Identify each line in the records below that contains the word "يصيده", and copy it.

Source records »
————

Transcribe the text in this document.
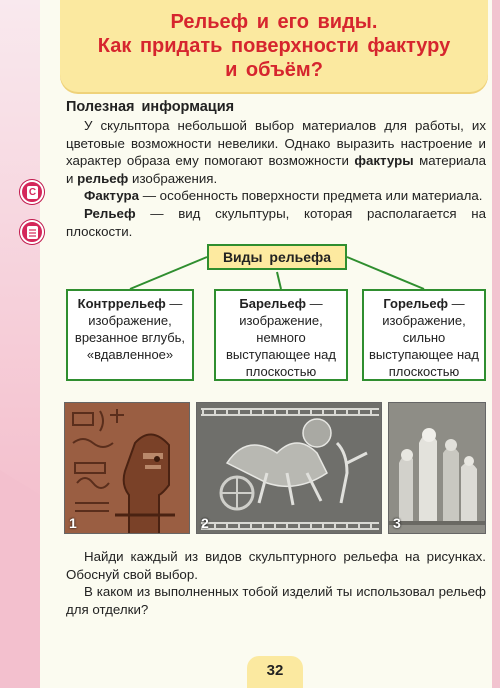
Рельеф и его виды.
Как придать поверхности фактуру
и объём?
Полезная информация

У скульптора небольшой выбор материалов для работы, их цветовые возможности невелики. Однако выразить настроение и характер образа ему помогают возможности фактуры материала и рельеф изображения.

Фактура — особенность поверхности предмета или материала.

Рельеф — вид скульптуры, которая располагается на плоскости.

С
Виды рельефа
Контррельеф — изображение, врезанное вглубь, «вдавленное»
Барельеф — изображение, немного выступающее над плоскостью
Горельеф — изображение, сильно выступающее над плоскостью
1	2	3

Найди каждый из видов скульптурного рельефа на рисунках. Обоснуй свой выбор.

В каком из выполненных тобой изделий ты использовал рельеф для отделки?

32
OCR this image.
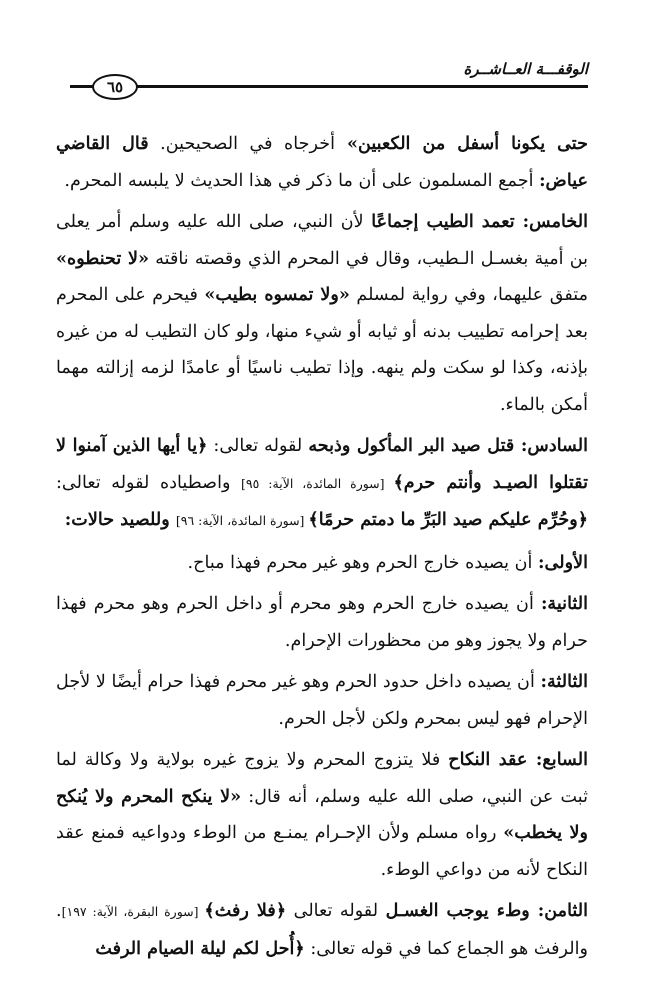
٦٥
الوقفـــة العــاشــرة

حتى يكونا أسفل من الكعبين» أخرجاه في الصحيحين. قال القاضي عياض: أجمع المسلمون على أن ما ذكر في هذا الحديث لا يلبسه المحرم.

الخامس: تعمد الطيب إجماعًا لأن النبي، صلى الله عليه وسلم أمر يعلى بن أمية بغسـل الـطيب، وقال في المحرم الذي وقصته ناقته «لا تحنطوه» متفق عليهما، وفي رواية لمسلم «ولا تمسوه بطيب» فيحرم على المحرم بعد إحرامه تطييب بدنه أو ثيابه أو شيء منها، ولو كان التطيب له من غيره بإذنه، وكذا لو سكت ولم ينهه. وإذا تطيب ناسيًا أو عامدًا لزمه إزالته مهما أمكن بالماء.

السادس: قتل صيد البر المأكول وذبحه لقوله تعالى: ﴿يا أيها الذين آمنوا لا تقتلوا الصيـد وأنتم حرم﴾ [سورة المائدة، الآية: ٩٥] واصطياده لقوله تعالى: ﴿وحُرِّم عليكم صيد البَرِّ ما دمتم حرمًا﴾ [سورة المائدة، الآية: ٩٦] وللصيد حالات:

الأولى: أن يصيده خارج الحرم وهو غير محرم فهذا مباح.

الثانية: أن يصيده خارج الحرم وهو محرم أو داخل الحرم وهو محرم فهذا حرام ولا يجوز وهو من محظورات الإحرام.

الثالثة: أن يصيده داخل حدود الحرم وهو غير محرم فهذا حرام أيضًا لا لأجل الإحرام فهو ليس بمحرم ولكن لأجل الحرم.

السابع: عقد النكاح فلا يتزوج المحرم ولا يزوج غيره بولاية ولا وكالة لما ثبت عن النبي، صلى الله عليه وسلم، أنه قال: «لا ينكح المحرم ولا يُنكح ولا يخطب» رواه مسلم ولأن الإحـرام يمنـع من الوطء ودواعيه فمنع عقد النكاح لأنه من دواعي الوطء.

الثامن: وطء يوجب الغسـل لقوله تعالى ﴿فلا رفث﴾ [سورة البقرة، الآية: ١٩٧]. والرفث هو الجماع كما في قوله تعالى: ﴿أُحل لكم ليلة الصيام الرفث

————

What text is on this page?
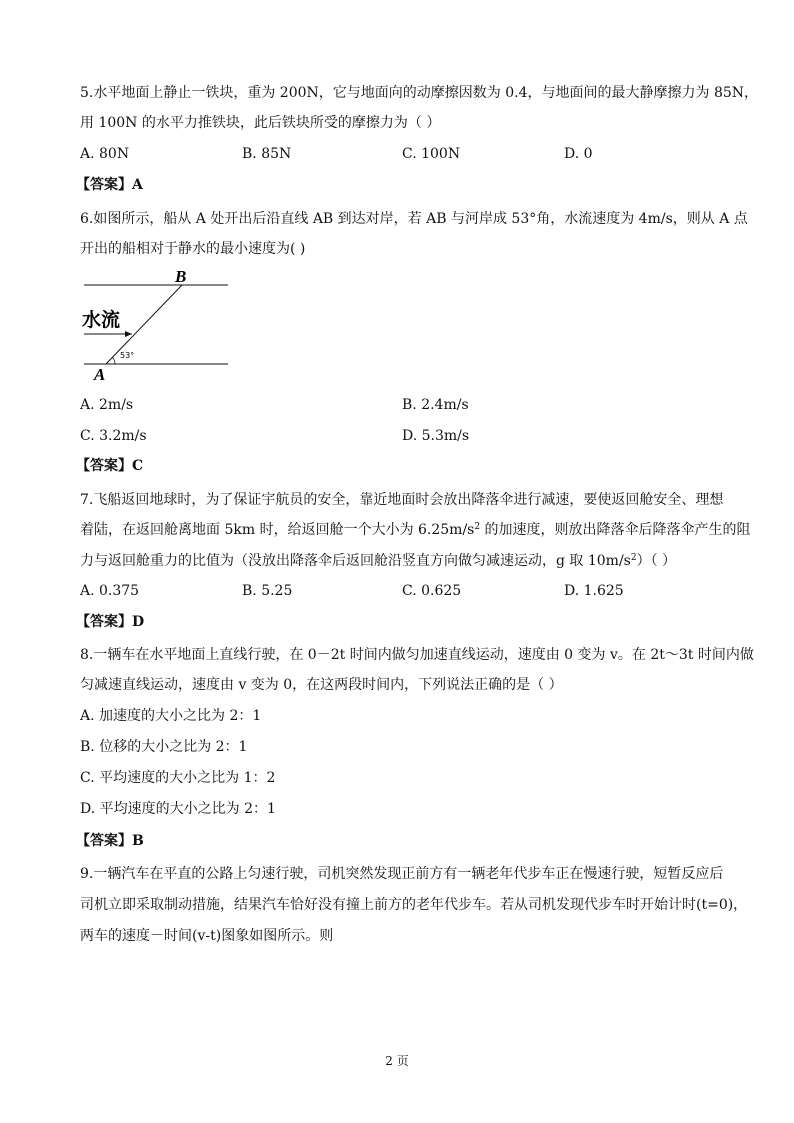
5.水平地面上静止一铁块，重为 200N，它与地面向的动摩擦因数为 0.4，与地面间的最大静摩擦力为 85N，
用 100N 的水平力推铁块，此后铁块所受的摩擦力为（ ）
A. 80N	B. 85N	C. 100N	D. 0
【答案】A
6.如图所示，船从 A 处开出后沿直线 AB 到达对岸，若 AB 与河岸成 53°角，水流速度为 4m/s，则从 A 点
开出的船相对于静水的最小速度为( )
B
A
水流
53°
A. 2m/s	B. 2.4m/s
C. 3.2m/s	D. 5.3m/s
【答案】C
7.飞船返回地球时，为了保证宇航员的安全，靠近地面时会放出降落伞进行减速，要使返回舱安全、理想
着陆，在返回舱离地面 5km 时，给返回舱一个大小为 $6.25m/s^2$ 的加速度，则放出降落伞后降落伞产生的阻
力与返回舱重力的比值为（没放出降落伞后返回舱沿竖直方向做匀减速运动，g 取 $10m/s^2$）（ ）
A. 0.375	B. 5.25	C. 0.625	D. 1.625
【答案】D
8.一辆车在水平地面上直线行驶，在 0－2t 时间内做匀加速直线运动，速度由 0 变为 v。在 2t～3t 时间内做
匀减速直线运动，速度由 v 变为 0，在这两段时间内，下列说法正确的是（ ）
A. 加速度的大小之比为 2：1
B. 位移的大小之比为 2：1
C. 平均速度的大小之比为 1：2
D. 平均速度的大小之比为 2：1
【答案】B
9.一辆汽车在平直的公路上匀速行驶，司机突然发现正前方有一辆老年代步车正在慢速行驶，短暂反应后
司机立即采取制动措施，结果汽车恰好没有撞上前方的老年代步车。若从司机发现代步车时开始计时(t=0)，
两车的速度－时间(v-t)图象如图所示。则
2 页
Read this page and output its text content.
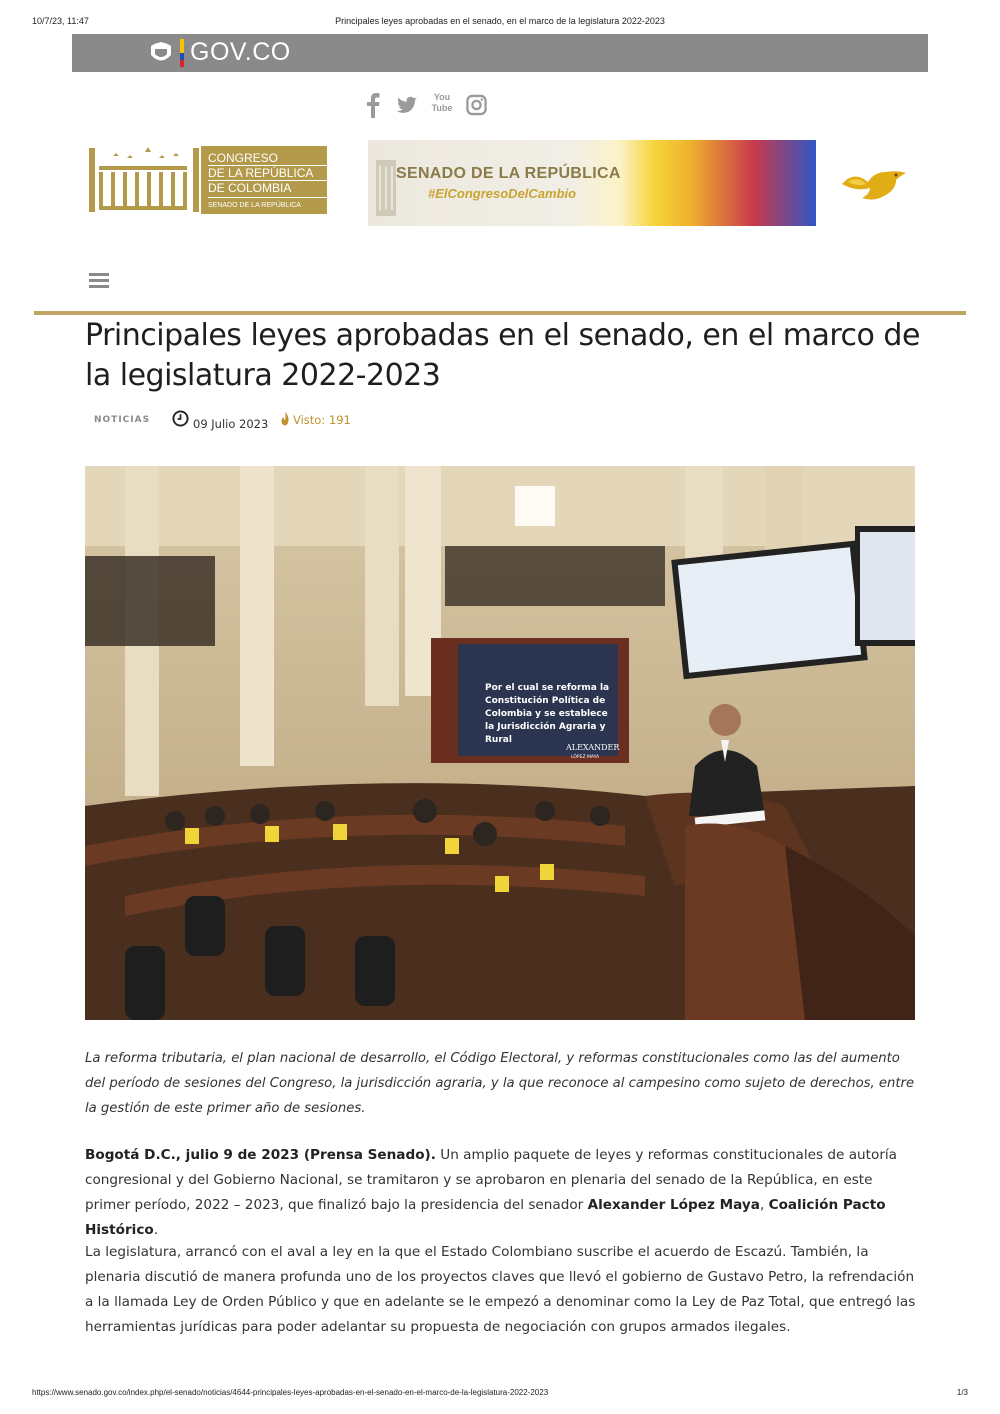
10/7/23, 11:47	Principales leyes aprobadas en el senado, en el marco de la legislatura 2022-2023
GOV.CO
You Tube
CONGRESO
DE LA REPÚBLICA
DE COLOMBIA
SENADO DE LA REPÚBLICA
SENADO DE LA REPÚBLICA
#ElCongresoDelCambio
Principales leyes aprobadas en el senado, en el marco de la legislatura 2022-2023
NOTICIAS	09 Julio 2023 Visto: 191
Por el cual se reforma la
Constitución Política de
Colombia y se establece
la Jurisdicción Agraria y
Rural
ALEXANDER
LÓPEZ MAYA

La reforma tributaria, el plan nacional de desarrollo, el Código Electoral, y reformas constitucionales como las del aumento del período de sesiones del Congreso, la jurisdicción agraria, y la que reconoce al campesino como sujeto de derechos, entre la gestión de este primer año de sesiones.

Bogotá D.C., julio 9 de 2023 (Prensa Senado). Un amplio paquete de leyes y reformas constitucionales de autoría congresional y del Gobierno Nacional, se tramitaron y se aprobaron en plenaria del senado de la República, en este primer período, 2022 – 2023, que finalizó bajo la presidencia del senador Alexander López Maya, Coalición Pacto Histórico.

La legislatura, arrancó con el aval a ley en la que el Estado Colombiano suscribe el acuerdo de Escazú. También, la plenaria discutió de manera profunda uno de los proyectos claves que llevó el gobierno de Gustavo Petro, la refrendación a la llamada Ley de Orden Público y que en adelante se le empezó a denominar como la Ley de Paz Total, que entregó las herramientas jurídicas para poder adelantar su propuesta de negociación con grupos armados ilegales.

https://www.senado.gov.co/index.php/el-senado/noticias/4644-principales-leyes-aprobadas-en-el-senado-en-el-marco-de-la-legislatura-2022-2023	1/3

————

Complete response »
الأولى: أن يصيده خارج الحرم وهو غير محرم فهذا مباح.
الثانية: أن يصيده خارج الحرم وهو محرم أو داخل الحرم وهو محرم فهذا حرام ولا يجوز وهو من محظورات الإحرام.
الثالثة: أن يصيده داخل حدود الحرم وهو غير محرم فهذا حرام أيضًا لا لأجل الإحرام فهو ليس بمحرم ولكن لأجل الحرم.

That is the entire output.